== EXERCISE GOAL ==
Skip the images and return the records below exactly.
* BEGIN INPUT RECORDS *
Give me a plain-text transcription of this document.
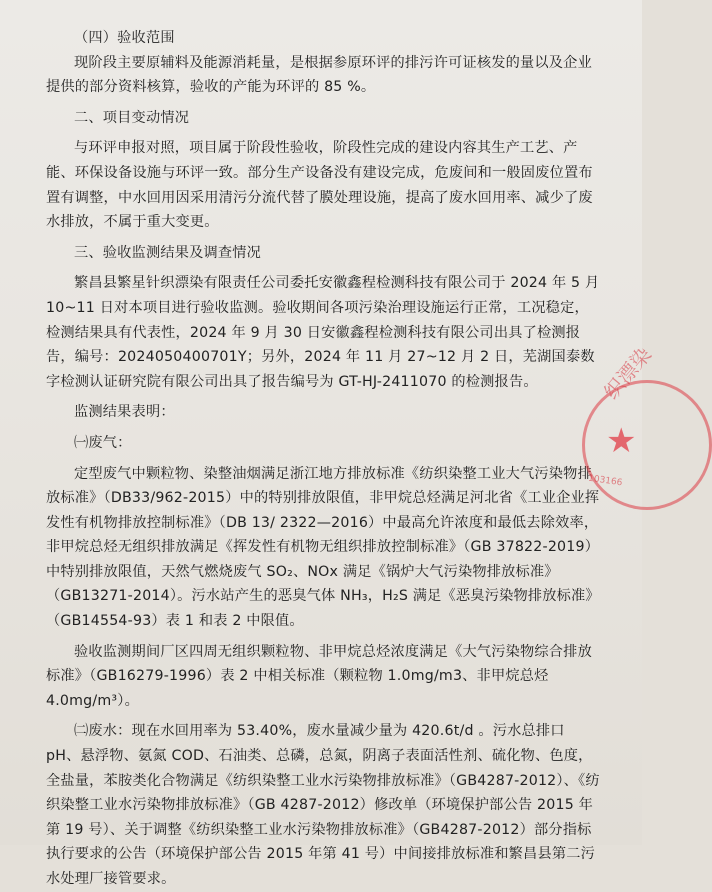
（四）验收范围

现阶段主要原辅料及能源消耗量，是根据参原环评的排污许可证核发的量以及企业提供的部分资料核算，验收的产能为环评的 85 %。

二、项目变动情况

与环评申报对照，项目属于阶段性验收，阶段性完成的建设内容其生产工艺、产能、环保设备设施与环评一致。部分生产设备没有建设完成，危废间和一般固废位置布置有调整，中水回用因采用清污分流代替了膜处理设施，提高了废水回用率、减少了废水排放，不属于重大变更。

三、验收监测结果及调查情况

繁昌县繁星针织漂染有限责任公司委托安徽鑫程检测科技有限公司于 2024 年 5 月 10~11 日对本项目进行验收监测。验收期间各项污染治理设施运行正常，工况稳定，检测结果具有代表性，2024 年 9 月 30 日安徽鑫程检测科技有限公司出具了检测报告，编号：2024050400701Y；另外，2024 年 11 月 27~12 月 2 日，芜湖国泰数字检测认证研究院有限公司出具了报告编号为 GT-HJ-2411070 的检测报告。

监测结果表明：

㈠废气：

定型废气中颗粒物、染整油烟满足浙江地方排放标准《纺织染整工业大气污染物排放标准》（DB33/962-2015）中的特别排放限值，非甲烷总烃满足河北省《工业企业挥发性有机物排放控制标准》（DB 13/ 2322—2016）中最高允许浓度和最低去除效率，非甲烷总烃无组织排放满足《挥发性有机物无组织排放控制标准》（GB 37822-2019）中特别排放限值，天然气燃烧废气 SO₂、NOx 满足《锅炉大气污染物排放标准》（GB13271-2014）。污水站产生的恶臭气体 NH₃，H₂S 满足《恶臭污染物排放标准》（GB14554-93）表 1 和表 2 中限值。

验收监测期间厂区四周无组织颗粒物、非甲烷总烃浓度满足《大气污染物综合排放标准》（GB16279-1996）表 2 中相关标准（颗粒物 1.0mg/m3、非甲烷总烃 4.0mg/m³）。

㈡废水：现在水回用率为 53.40%，废水量减少量为 420.6t/d 。污水总排口 pH、悬浮物、氨氮 COD、石油类、总磷，总氮，阴离子表面活性剂、硫化物、色度，全盐量，苯胺类化合物满足《纺织染整工业水污染物排放标准》（GB4287-2012）、《纺织染整工业水污染物排放标准》（GB 4287-2012）修改单（环境保护部公告 2015 年第 19 号）、关于调整《纺织染整工业水污染物排放标准》（GB4287-2012）部分指标执行要求的公告（环境保护部公告 2015 年第 41 号）中间接排放标准和繁昌县第二污水处理厂接管要求。

织漂染
★
103166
* END INPUT RECORDS *
== TASK OUTPUT ==
Give me a plain-text transcription of this document.
（四）验收范围

现阶段主要原辅料及能源消耗量，是根据参原环评的排污许可证核发的量以及企业提供的部分资料核算，验收的产能为环评的 85 %。

二、项目变动情况

与环评申报对照，项目属于阶段性验收，阶段性完成的建设内容其生产工艺、产能、环保设备设施与环评一致。部分生产设备没有建设完成，危废间和一般固废位置布置有调整，中水回用因采用清污分流代替了膜处理设施，提高了废水回用率、减少了废水排放，不属于重大变更。

三、验收监测结果及调查情况

繁昌县繁星针织漂染有限责任公司委托安徽鑫程检测科技有限公司于 2024 年 5 月 10~11 日对本项目进行验收监测。验收期间各项污染治理设施运行正常，工况稳定，检测结果具有代表性，2024 年 9 月 30 日安徽鑫程检测科技有限公司出具了检测报告，编号：2024050400701Y；另外，2024 年 11 月 27~12 月 2 日，芜湖国泰数字检测认证研究院有限公司出具了报告编号为 GT-HJ-2411070 的检测报告。

监测结果表明：

㈠废气：

定型废气中颗粒物、染整油烟满足浙江地方排放标准《纺织染整工业大气污染物排放标准》（DB33/962-2015）中的特别排放限值，非甲烷总烃满足河北省《工业企业挥发性有机物排放控制标准》（DB 13/ 2322—2016）中最高允许浓度和最低去除效率，非甲烷总烃无组织排放满足《挥发性有机物无组织排放控制标准》（GB 37822-2019）中特别排放限值，天然气燃烧废气 SO₂、NOx 满足《锅炉大气污染物排放标准》（GB13271-2014）。污水站产生的恶臭气体 NH₃，H₂S 满足《恶臭污染物排放标准》（GB14554-93）表 1 和表 2 中限值。

验收监测期间厂区四周无组织颗粒物、非甲烷总烃浓度满足《大气污染物综合排放标准》（GB16279-1996）表 2 中相关标准（颗粒物 1.0mg/m3、非甲烷总烃 4.0mg/m³）。

㈡废水：现在水回用率为 53.40%，废水量减少量为 420.6t/d 。污水总排口 pH、悬浮物、氨氮 COD、石油类、总磷，总氮，阴离子表面活性剂、硫化物、色度，全盐量，苯胺类化合物满足《纺织染整工业水污染物排放标准》（GB4287-2012）、《纺织染整工业水污染物排放标准》（GB 4287-2012）修改单（环境保护部公告 2015 年第 19 号）、关于调整《纺织染整工业水污染物排放标准》（GB4287-2012）部分指标执行要求的公告（环境保护部公告 2015 年第 41 号）中间接排放标准和繁昌县第二污水处理厂接管要求。

织漂染
★
103166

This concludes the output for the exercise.